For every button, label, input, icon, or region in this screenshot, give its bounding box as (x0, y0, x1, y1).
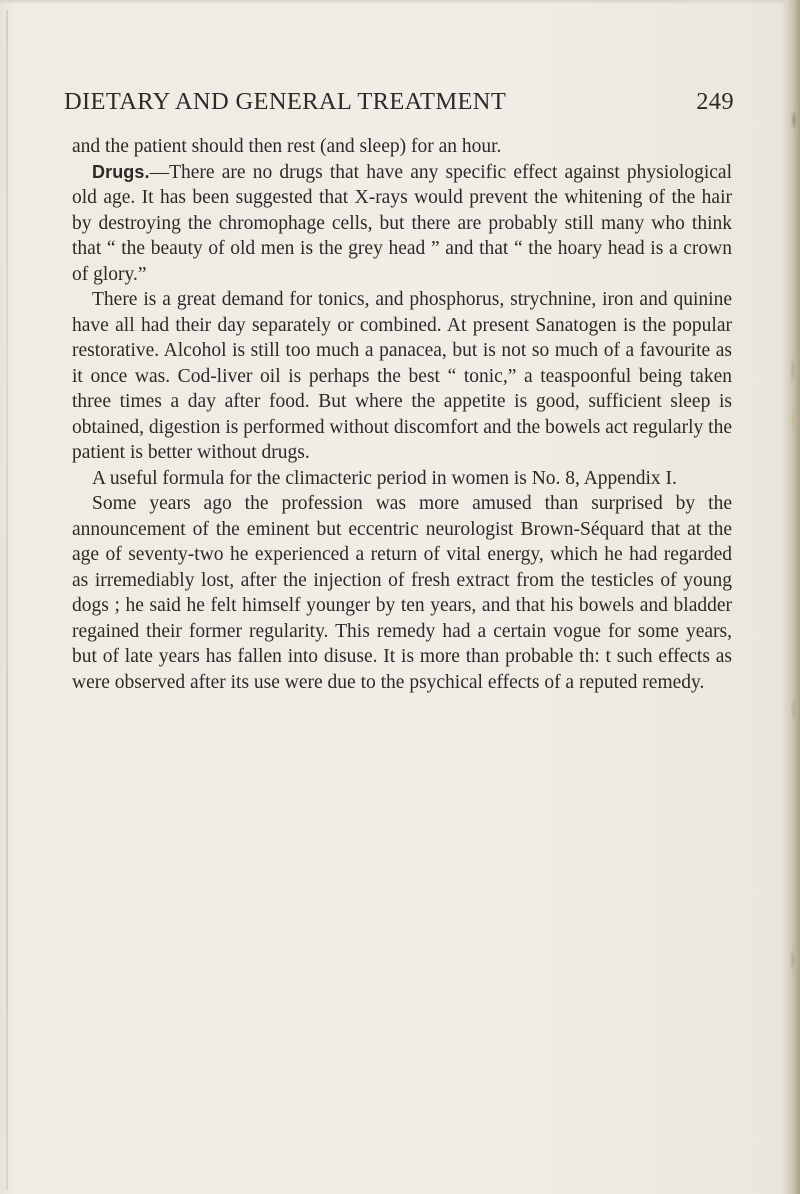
paragraph-brown-sequard (72, 491, 732, 695)
paragraph-drugs (72, 160, 732, 288)
section-lead-in: Drugs. (92, 161, 150, 182)
page-top-edge (0, 0, 800, 4)
paragraph-formula (72, 466, 732, 492)
paragraph-text: There is a great demand for tonics, and phosphorus, strychnine, iron and quinine have all had their day separately or combined. At present Sanatogen is the popular restorative. Alcohol is still too much a panacea, but is not so much of a favourite as it once was. Cod-liver oil is perhaps the best “ tonic,” a teaspoonful being taken three times a day after food. But where the appetite is good, sufficient sleep is obtained, digestion is performed without discomfort and the bowels act regularly the patient is better without drugs. (72, 289, 732, 463)
running-header (64, 88, 734, 120)
paragraph-tonics (72, 287, 732, 466)
binding-stains (788, 60, 798, 1120)
paragraph-text: and the patient should then rest (and sleep) for an hour. (72, 136, 502, 157)
page-number: 249 (696, 88, 734, 115)
body-text (72, 134, 732, 695)
paragraph-text: —There are no drugs that have any specific effect against physiological old age. It has been suggested that X-rays would prevent the whitening of the hair by destroying the chromophage cells, but there are probably still many who think that “ the beauty of old men is the grey head ” and that “ the hoary head is a crown of glory.” (72, 161, 732, 285)
page-left-edge (6, 10, 8, 1190)
paragraph-continuation (72, 134, 732, 160)
paragraph-text: Some years ago the profession was more amused than surprised by the announcement of the eminent but eccentric neurologist Brown-Séquard that at the age of seventy-two he experienced a return of vital energy, which he had regarded as irremediably lost, after the injection of fresh extract from the testicles of young dogs ; he said he felt himself younger by ten years, and that his bowels and bladder regained their former regularity. This remedy had a certain vogue for some years, but of late years has fallen into disuse. It is more than probable th: t such effects as were observed after its use were due to the psychical effects of a reputed remedy. (72, 493, 732, 693)
paragraph-text: A useful formula for the climacteric period in women is No. 8, Appendix I. (92, 467, 677, 489)
running-header-title: DIETARY AND GENERAL TREATMENT (64, 88, 507, 115)
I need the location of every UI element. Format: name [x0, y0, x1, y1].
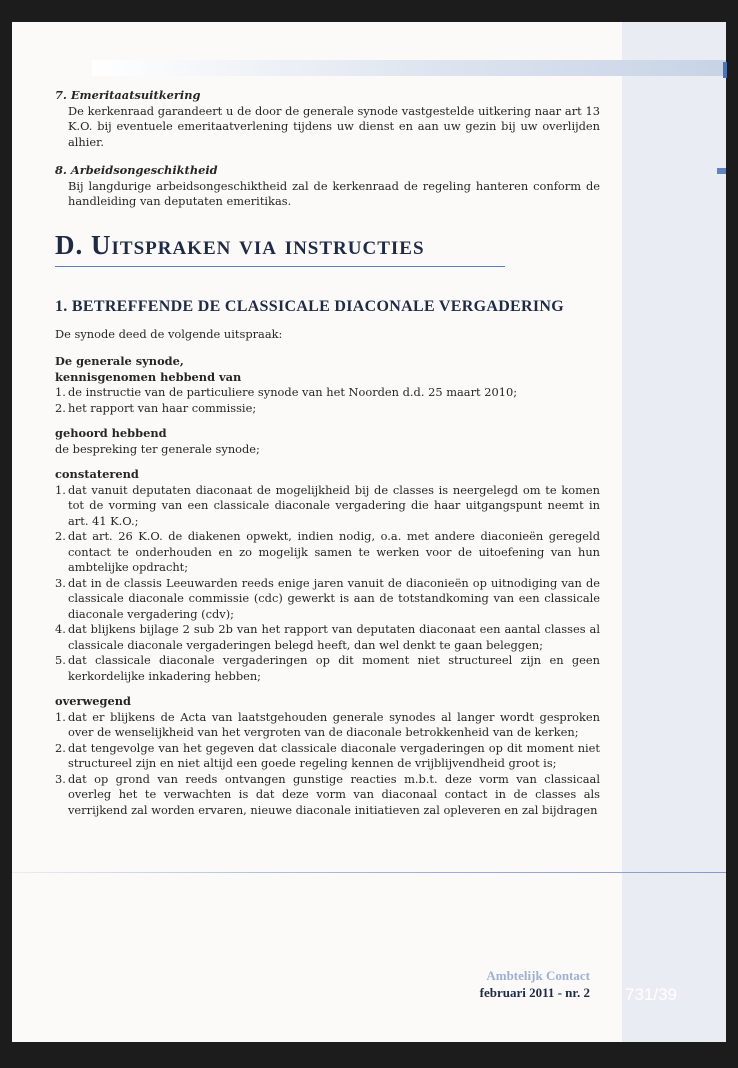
++++++++++++++++++++
(WHAT IS BEING ASKED) Without altering anything, output all the lines above but none of the images.

(FINAL ANSWER)
For every button, label, input, icon, or region in this screenshot, give its bounding box as (x0, y0, x1, y1).
paragraph-brown-sequard (72, 491, 732, 695)
paragraph-drugs (72, 160, 732, 288)
section-lead-in: Drugs. (92, 161, 150, 182)
page-top-edge (0, 0, 800, 4)
paragraph-formula (72, 466, 732, 492)
paragraph-text: There is a great demand for tonics, and phosphorus, strychnine, iron and quinine have all had their day separately or combined. At present Sanatogen is the popular restorative. Alcohol is still too much a panacea, but is not so much of a favourite as it once was. Cod-liver oil is perhaps the best “ tonic,” a teaspoonful being taken three times a day after food. But where the appetite is good, sufficient sleep is obtained, digestion is performed without discomfort and the bowels act regularly the patient is better without drugs. (72, 289, 732, 463)
running-header (64, 88, 734, 120)
paragraph-tonics (72, 287, 732, 466)
binding-stains (788, 60, 798, 1120)
paragraph-text: and the patient should then rest (and sleep) for an hour. (72, 136, 502, 157)
page-number: 249 (696, 88, 734, 115)
body-text (72, 134, 732, 695)
paragraph-text: —There are no drugs that have any specific effect against physiological old age. It has been suggested that X-rays would prevent the whitening of the hair by destroying the chromophage cells, but there are probably still many who think that “ the beauty of old men is the grey head ” and that “ the hoary head is a crown of glory.” (72, 161, 732, 285)
page-left-edge (6, 10, 8, 1190)
paragraph-continuation (72, 134, 732, 160)
paragraph-text: Some years ago the profession was more amused than surprised by the announcement of the eminent but eccentric neurologist Brown-Séquard that at the age of seventy-two he experienced a return of vital energy, which he had regarded as irremediably lost, after the injection of fresh extract from the testicles of young dogs ; he said he felt himself younger by ten years, and that his bowels and bladder regained their former regularity. This remedy had a certain vogue for some years, but of late years has fallen into disuse. It is more than probable th: t such effects as were observed after its use were due to the psychical effects of a reputed remedy. (72, 493, 732, 693)
paragraph-text: A useful formula for the climacteric period in women is No. 8, Appendix I. (92, 467, 677, 489)
running-header-title: DIETARY AND GENERAL TREATMENT (64, 88, 507, 115)
I need the location of every UI element. Format: name [x0, y0, x1, y1].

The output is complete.